# DO THIS
Return every line below in which "Medicare" appears.

# DATA FOR PROCESSING
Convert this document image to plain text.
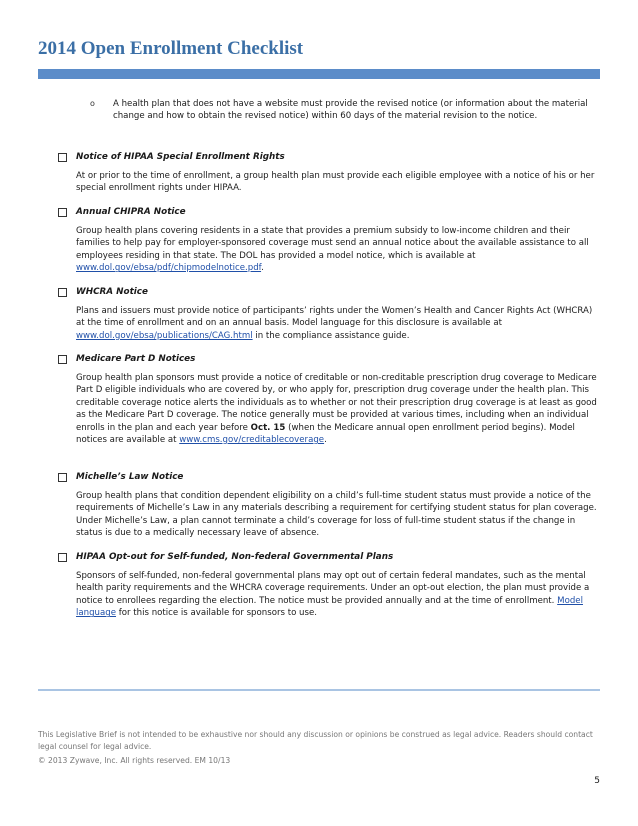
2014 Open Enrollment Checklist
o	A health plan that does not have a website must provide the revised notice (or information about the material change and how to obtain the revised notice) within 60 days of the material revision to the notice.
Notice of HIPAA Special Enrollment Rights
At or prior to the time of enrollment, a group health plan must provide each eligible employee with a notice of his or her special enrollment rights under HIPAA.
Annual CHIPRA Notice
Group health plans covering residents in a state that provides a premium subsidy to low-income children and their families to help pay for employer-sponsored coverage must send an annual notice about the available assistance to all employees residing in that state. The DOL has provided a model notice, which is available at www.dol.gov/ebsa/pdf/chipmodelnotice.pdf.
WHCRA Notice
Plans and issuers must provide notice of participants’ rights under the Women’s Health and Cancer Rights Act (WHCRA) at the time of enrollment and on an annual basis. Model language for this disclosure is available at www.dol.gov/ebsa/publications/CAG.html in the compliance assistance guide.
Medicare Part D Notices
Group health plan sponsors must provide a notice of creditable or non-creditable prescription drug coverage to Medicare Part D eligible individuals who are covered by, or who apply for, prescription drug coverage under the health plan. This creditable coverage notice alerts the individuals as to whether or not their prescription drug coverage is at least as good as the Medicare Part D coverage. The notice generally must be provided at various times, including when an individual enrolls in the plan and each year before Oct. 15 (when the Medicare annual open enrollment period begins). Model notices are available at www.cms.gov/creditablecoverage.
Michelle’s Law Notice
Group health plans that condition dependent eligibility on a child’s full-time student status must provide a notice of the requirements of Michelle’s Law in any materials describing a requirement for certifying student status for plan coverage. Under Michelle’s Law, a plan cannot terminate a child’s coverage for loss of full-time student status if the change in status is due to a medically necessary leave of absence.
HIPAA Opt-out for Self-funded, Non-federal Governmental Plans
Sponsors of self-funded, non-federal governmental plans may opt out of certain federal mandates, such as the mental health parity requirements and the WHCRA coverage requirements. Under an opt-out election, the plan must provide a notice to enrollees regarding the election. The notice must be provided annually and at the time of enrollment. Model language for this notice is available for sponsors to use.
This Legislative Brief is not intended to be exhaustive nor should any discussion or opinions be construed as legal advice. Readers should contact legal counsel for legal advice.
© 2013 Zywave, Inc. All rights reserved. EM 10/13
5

* * *

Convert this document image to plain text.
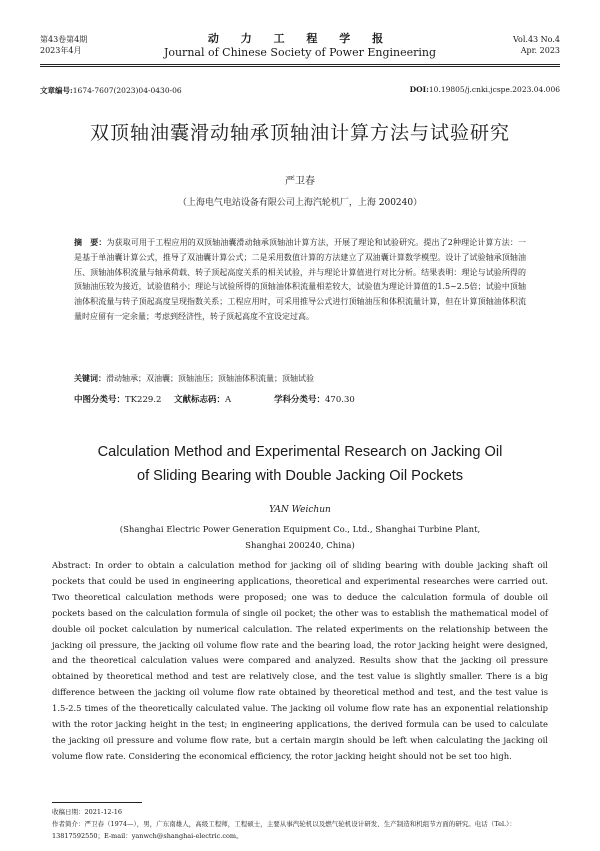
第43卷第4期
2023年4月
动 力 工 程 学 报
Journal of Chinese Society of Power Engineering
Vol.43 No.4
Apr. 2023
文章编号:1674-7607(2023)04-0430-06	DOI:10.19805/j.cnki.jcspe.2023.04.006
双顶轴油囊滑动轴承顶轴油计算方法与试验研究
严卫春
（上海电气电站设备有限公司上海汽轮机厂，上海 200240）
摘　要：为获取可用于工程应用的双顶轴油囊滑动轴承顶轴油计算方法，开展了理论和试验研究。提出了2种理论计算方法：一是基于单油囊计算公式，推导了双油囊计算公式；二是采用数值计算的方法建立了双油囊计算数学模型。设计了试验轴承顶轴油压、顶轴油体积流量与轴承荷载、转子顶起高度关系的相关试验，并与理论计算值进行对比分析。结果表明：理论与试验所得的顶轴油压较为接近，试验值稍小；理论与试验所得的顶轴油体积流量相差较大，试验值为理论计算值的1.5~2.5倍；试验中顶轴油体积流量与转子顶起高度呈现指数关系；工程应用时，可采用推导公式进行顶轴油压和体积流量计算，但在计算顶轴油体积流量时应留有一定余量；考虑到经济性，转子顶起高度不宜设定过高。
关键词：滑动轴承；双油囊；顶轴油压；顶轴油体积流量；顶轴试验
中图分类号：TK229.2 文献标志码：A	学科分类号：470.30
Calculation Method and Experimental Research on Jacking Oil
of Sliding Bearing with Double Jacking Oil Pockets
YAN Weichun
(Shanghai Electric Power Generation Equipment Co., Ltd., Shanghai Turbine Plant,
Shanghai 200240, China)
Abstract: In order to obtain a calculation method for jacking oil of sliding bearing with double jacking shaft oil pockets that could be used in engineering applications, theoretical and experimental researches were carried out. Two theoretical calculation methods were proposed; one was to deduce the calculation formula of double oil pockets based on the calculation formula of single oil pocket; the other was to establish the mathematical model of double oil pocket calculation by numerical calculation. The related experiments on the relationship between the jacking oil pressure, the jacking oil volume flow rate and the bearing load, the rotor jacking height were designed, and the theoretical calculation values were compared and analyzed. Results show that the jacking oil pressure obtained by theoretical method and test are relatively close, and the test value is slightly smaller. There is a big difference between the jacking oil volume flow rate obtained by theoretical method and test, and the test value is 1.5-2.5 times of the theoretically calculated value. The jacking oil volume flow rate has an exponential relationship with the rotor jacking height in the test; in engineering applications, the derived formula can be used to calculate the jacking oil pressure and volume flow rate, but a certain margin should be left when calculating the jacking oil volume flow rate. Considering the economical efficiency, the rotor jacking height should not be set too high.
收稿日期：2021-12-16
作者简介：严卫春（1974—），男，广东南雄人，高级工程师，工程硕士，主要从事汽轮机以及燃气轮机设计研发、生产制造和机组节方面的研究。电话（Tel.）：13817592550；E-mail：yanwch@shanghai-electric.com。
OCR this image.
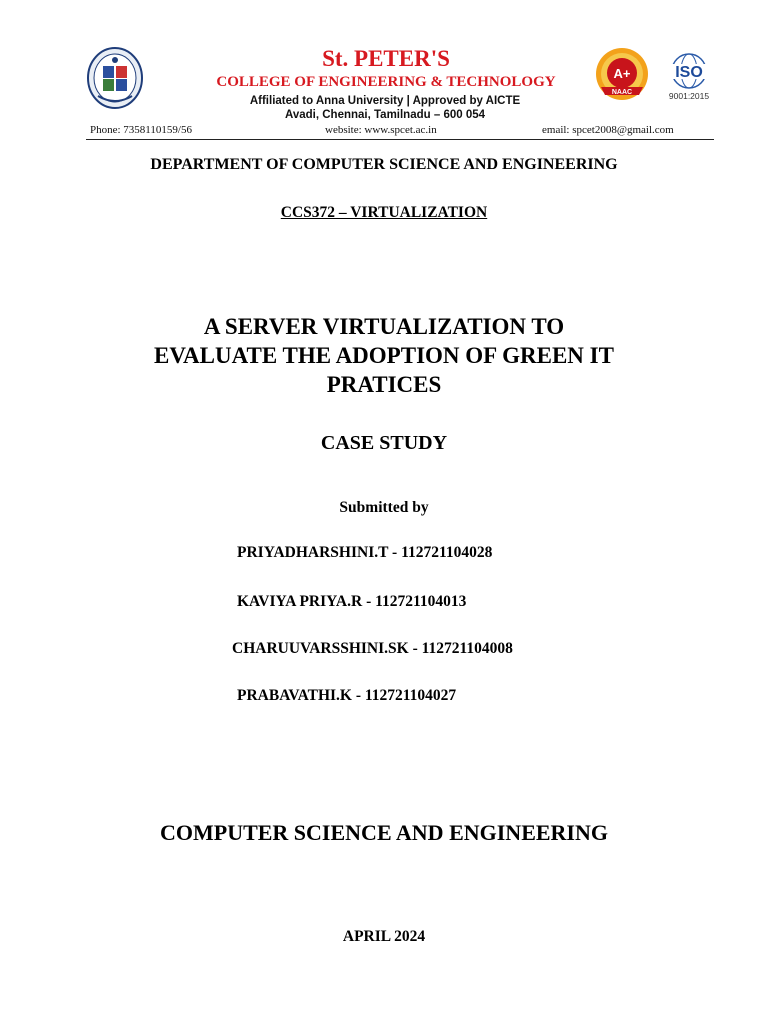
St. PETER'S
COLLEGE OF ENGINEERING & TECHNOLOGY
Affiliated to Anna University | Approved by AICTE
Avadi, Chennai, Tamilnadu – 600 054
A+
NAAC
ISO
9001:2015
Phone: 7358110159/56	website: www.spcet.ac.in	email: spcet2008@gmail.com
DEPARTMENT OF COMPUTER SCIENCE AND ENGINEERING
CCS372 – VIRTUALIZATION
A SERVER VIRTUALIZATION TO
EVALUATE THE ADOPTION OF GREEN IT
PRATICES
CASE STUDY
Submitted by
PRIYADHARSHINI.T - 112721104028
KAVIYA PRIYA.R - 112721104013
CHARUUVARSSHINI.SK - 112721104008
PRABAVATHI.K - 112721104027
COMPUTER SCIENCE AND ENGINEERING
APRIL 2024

# OUTPUT BELOW
Medicare Part D Notices
Group health plan sponsors must provide a notice of creditable or non-creditable prescription drug coverage to Medicare Part D eligible individuals who are covered by, or who apply for, prescription drug coverage under the health plan. This creditable coverage notice alerts the individuals as to whether or not their prescription drug coverage is at least as good as the Medicare Part D coverage. The notice generally must be provided at various times, including when an individual enrolls in the plan and each year before Oct. 15 (when the Medicare annual open enrollment period begins). Model notices are available at www.cms.gov/creditablecoverage.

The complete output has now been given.